start

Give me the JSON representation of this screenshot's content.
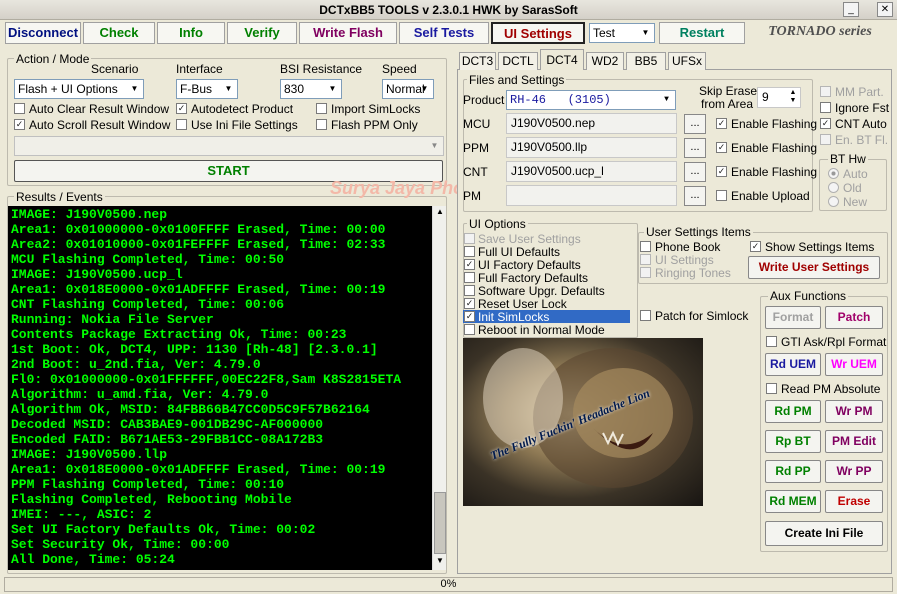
{
  "window": {
    "title": "DCTxBB5 TOOLS v 2.3.0.1 HWK by SarasSoft"
  },
  "toolbar": {
    "disconnect": "Disconnect",
    "check": "Check",
    "info": "Info",
    "verify": "Verify",
    "write_flash": "Write Flash",
    "self_tests": "Self Tests",
    "ui_settings": "UI Settings",
    "test_combo": "Test",
    "restart": "Restart",
    "brand": "TORNADO series"
  },
  "action_mode": {
    "group": "Action / Mode",
    "scenario_label": "Scenario",
    "scenario_value": "Flash + UI Options",
    "interface_label": "Interface",
    "interface_value": "F-Bus",
    "bsi_label": "BSI Resistance",
    "bsi_value": "830",
    "speed_label": "Speed",
    "speed_value": "Normal",
    "auto_clear": "Auto Clear Result Window",
    "autodetect": "Autodetect Product",
    "import_simlocks": "Import SimLocks",
    "auto_scroll": "Auto Scroll Result Window",
    "use_ini": "Use Ini File Settings",
    "flash_ppm": "Flash PPM Only",
    "start": "START"
  },
  "results": {
    "group": "Results / Events",
    "watermark": "Surya Jaya Phones",
    "lines": [
      "IMAGE: J190V0500.nep",
      "Area1: 0x01000000-0x0100FFFF Erased, Time: 00:00",
      "Area2: 0x01010000-0x01FEFFFF Erased, Time: 02:33",
      "MCU Flashing Completed, Time: 00:50",
      "IMAGE: J190V0500.ucp_l",
      "Area1: 0x018E0000-0x01ADFFFF Erased, Time: 00:19",
      "CNT Flashing Completed, Time: 00:06",
      "Running: Nokia File Server",
      "Contents Package Extracting Ok, Time: 00:23",
      "1st Boot: Ok, DCT4, UPP: 1130 [Rh-48] [2.3.0.1]",
      "2nd Boot: u_2nd.fia, Ver: 4.79.0",
      "Fl0: 0x01000000-0x01FFFFFF,00EC22F8,Sam K8S2815ETA",
      "Algorithm: u_amd.fia, Ver: 4.79.0",
      "Algorithm Ok, MSID: 84FBB66B47CC0D5C9F57B62164",
      "Decoded MSID: CAB3BAE9-001DB29C-AF000000",
      "Encoded FAID: B671AE53-29FBB1CC-08A172B3",
      "IMAGE: J190V0500.llp",
      "Area1: 0x018E0000-0x01ADFFFF Erased, Time: 00:19",
      "PPM Flashing Completed, Time: 00:10",
      "Flashing Completed, Rebooting Mobile",
      "IMEI: ---, ASIC: 2",
      "Set UI Factory Defaults Ok, Time: 00:02",
      "Set Security Ok, Time: 00:00",
      "All Done, Time: 05:24"
    ]
  },
  "tabs": [
    "DCT3",
    "DCTL",
    "DCT4",
    "WD2",
    "BB5",
    "UFSx"
  ],
  "files": {
    "group": "Files and Settings",
    "product_label": "Product",
    "product_value": "RH-46   (3105)",
    "skip_erase_label1": "Skip Erase",
    "skip_erase_label2": "from Area",
    "skip_erase_value": "9",
    "mcu_label": "MCU",
    "mcu_value": "J190V0500.nep",
    "ppm_label": "PPM",
    "ppm_value": "J190V0500.llp",
    "cnt_label": "CNT",
    "cnt_value": "J190V0500.ucp_l",
    "pm_label": "PM",
    "pm_value": "",
    "browse": "...",
    "enable_flashing": "Enable Flashing",
    "enable_upload": "Enable Upload",
    "mm_part": "MM Part.",
    "ignore_fst": "Ignore Fst",
    "cnt_auto": "CNT Auto",
    "en_bt_fl": "En. BT Fl.",
    "bt_hw": "BT Hw",
    "bt_auto": "Auto",
    "bt_old": "Old",
    "bt_new": "New"
  },
  "ui_options": {
    "group": "UI Options",
    "items": [
      "Save User Settings",
      "Full UI Defaults",
      "UI Factory Defaults",
      "Full Factory Defaults",
      "Software Upgr. Defaults",
      "Reset User Lock",
      "Init SimLocks",
      "Reboot in Normal Mode"
    ],
    "patch_simlock": "Patch for Simlock"
  },
  "user_settings": {
    "group": "User Settings Items",
    "phone_book": "Phone Book",
    "ui_settings": "UI Settings",
    "ringing_tones": "Ringing Tones",
    "show_items": "Show Settings Items",
    "write_button": "Write User Settings"
  },
  "image": {
    "caption": "The Fully Fuckin' Headache Lion"
  },
  "aux": {
    "group": "Aux Functions",
    "format": "Format",
    "patch": "Patch",
    "gti": "GTI Ask/Rpl Format",
    "rd_uem": "Rd UEM",
    "wr_uem": "Wr UEM",
    "read_pm_abs": "Read PM Absolute",
    "rd_pm": "Rd PM",
    "wr_pm": "Wr PM",
    "rp_bt": "Rp BT",
    "pm_edit": "PM Edit",
    "rd_pp": "Rd PP",
    "wr_pp": "Wr PP",
    "rd_mem": "Rd MEM",
    "erase": "Erase",
    "create_ini": "Create Ini File"
  },
  "status": {
    "progress": "0%"
  },
  "colors": {
    "log_bg": "#000000",
    "log_text": "#00ff00",
    "accent_green": "#008000",
    "accent_blue": "#1a1aa0",
    "accent_red": "#a00000",
    "magenta": "#ff00ff"
  }
}
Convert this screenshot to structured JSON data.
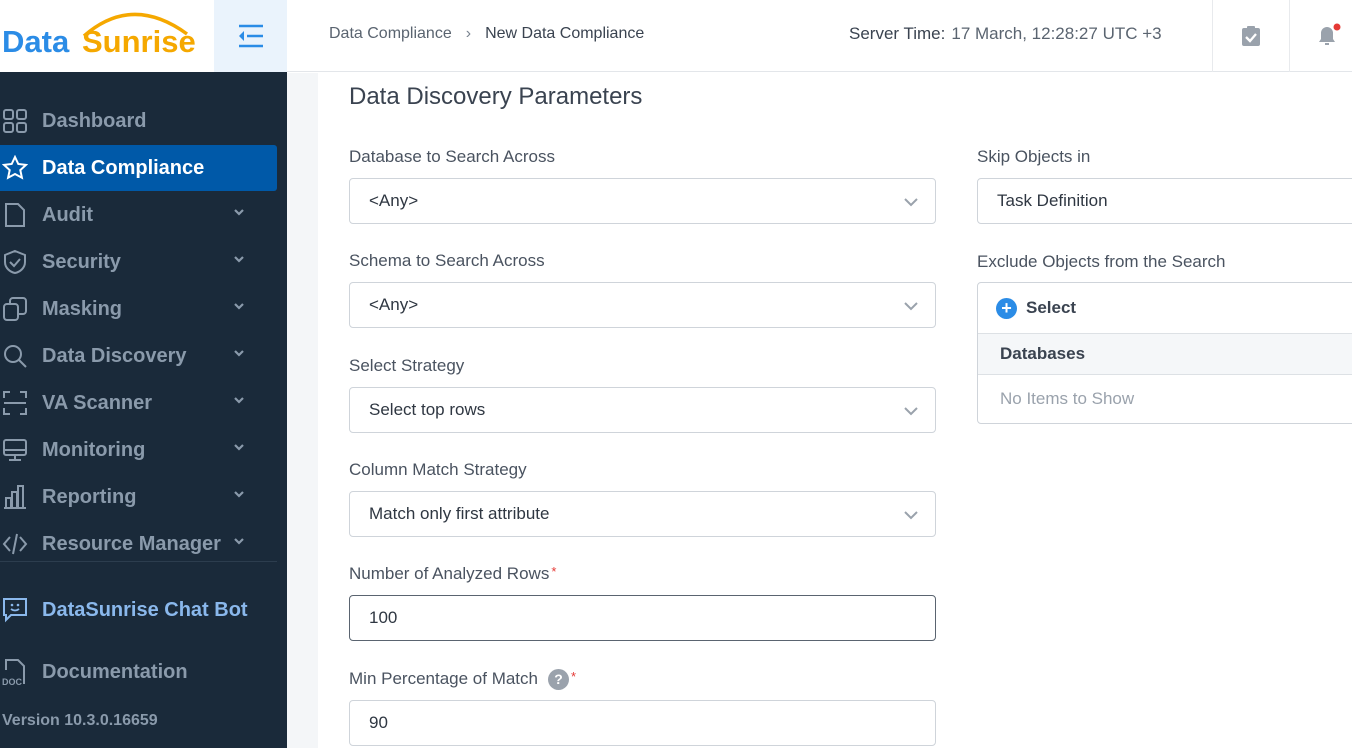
{
  "logo": {
    "part1": "Data",
    "part2": "Sunrise",
    "color1": "#2b8ce6",
    "color2": "#f5a800"
  },
  "header": {
    "breadcrumb": [
      "Data Compliance",
      "New Data Compliance"
    ],
    "breadcrumb_sep": "›",
    "server_time_label": "Server Time:",
    "server_time_value": "17 March, 12:28:27  UTC +3",
    "notification_dot": true
  },
  "sidebar": {
    "items": [
      {
        "label": "Dashboard",
        "icon": "grid-icon",
        "expandable": false,
        "active": false
      },
      {
        "label": "Data Compliance",
        "icon": "star-icon",
        "expandable": false,
        "active": true
      },
      {
        "label": "Audit",
        "icon": "file-icon",
        "expandable": true
      },
      {
        "label": "Security",
        "icon": "shield-icon",
        "expandable": true
      },
      {
        "label": "Masking",
        "icon": "masking-icon",
        "expandable": true
      },
      {
        "label": "Data Discovery",
        "icon": "search-icon",
        "expandable": true
      },
      {
        "label": "VA Scanner",
        "icon": "scanner-icon",
        "expandable": true
      },
      {
        "label": "Monitoring",
        "icon": "monitor-icon",
        "expandable": true
      },
      {
        "label": "Reporting",
        "icon": "bar-chart-icon",
        "expandable": true
      },
      {
        "label": "Resource Manager",
        "icon": "code-icon",
        "expandable": true
      }
    ],
    "chatbot": "DataSunrise Chat Bot",
    "documentation": "Documentation",
    "version": "Version 10.3.0.16659"
  },
  "main": {
    "title": "Data Discovery Parameters",
    "left": [
      {
        "label": "Database to Search Across",
        "value": "<Any>",
        "type": "select"
      },
      {
        "label": "Schema to Search Across",
        "value": "<Any>",
        "type": "select"
      },
      {
        "label": "Select Strategy",
        "value": "Select top rows",
        "type": "select"
      },
      {
        "label": "Column Match Strategy",
        "value": "Match only first attribute",
        "type": "select"
      },
      {
        "label": "Number of Analyzed Rows",
        "value": "100",
        "type": "input",
        "required": "*"
      },
      {
        "label": "Min Percentage of Match",
        "value": "90",
        "type": "input",
        "required": "*",
        "help": "?"
      }
    ],
    "skip": {
      "label": "Skip Objects in",
      "value": "Task Definition"
    },
    "exclude": {
      "label": "Exclude Objects from the Search",
      "select": "Select",
      "column": "Databases",
      "empty": "No Items to Show"
    }
  }
}
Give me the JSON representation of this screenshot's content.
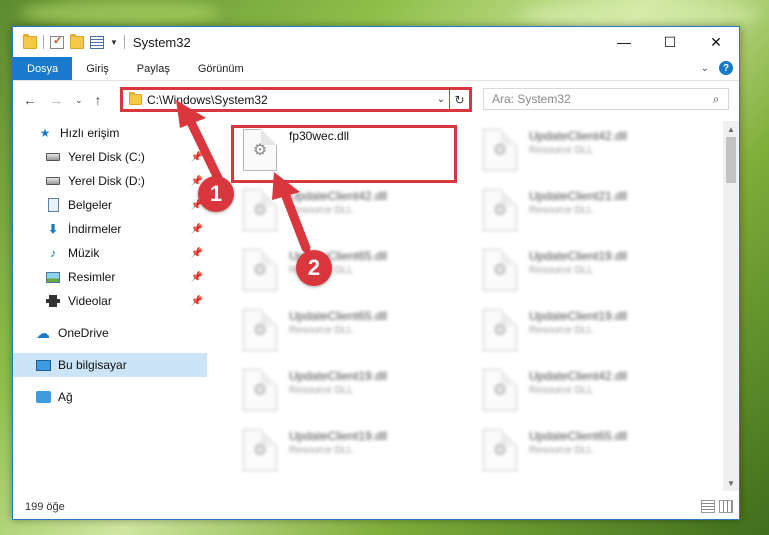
{
  "window": {
    "title": "System32",
    "controls": {
      "minimize": "—",
      "maximize": "☐",
      "close": "✕"
    }
  },
  "ribbon": {
    "tabs": [
      "Dosya",
      "Giriş",
      "Paylaş",
      "Görünüm"
    ],
    "expand": "⌄",
    "help": "?"
  },
  "nav": {
    "back": "←",
    "forward": "→",
    "recent": "⌄",
    "up": "↑"
  },
  "address": {
    "path": "C:\\Windows\\System32",
    "dropdown": "⌄",
    "refresh": "↻"
  },
  "search": {
    "placeholder": "Ara: System32",
    "icon": "search-icon"
  },
  "sidebar": {
    "items": [
      {
        "label": "Hızlı erişim",
        "icon": "star-icon",
        "pinned": false
      },
      {
        "label": "Yerel Disk (C:)",
        "icon": "disk-icon",
        "pinned": true
      },
      {
        "label": "Yerel Disk (D:)",
        "icon": "disk-icon",
        "pinned": true
      },
      {
        "label": "Belgeler",
        "icon": "document-icon",
        "pinned": true
      },
      {
        "label": "İndirmeler",
        "icon": "download-icon",
        "pinned": true
      },
      {
        "label": "Müzik",
        "icon": "music-icon",
        "pinned": true
      },
      {
        "label": "Resimler",
        "icon": "picture-icon",
        "pinned": true
      },
      {
        "label": "Videolar",
        "icon": "video-icon",
        "pinned": true
      },
      {
        "label": "OneDrive",
        "icon": "cloud-icon",
        "pinned": false
      },
      {
        "label": "Bu bilgisayar",
        "icon": "computer-icon",
        "pinned": false,
        "selected": true
      },
      {
        "label": "Ağ",
        "icon": "network-icon",
        "pinned": false
      }
    ]
  },
  "files": [
    {
      "name": "fp30wec.dll",
      "type": "",
      "highlighted": true
    },
    {
      "name": "UpdateClient42.dll",
      "type": "Resource DLL"
    },
    {
      "name": "UpdateClient42.dll",
      "type": "Resource DLL"
    },
    {
      "name": "UpdateClient21.dll",
      "type": "Resource DLL"
    },
    {
      "name": "UpdateClient65.dll",
      "type": "Resource DLL"
    },
    {
      "name": "UpdateClient19.dll",
      "type": "Resource DLL"
    },
    {
      "name": "UpdateClient65.dll",
      "type": "Resource DLL"
    },
    {
      "name": "UpdateClient19.dll",
      "type": "Resource DLL"
    },
    {
      "name": "UpdateClient19.dll",
      "type": "Resource DLL"
    },
    {
      "name": "UpdateClient42.dll",
      "type": "Resource DLL"
    },
    {
      "name": "UpdateClient19.dll",
      "type": "Resource DLL"
    },
    {
      "name": "UpdateClient65.dll",
      "type": "Resource DLL"
    }
  ],
  "status": {
    "count": "199 öğe"
  },
  "callouts": [
    "1",
    "2"
  ],
  "colors": {
    "accent": "#1979ca",
    "callout": "#d9363e",
    "selected": "#cce4f7"
  }
}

end

Goal → Tally the lines in the listing that hold "Erased" and report the number alone.

Result below → 4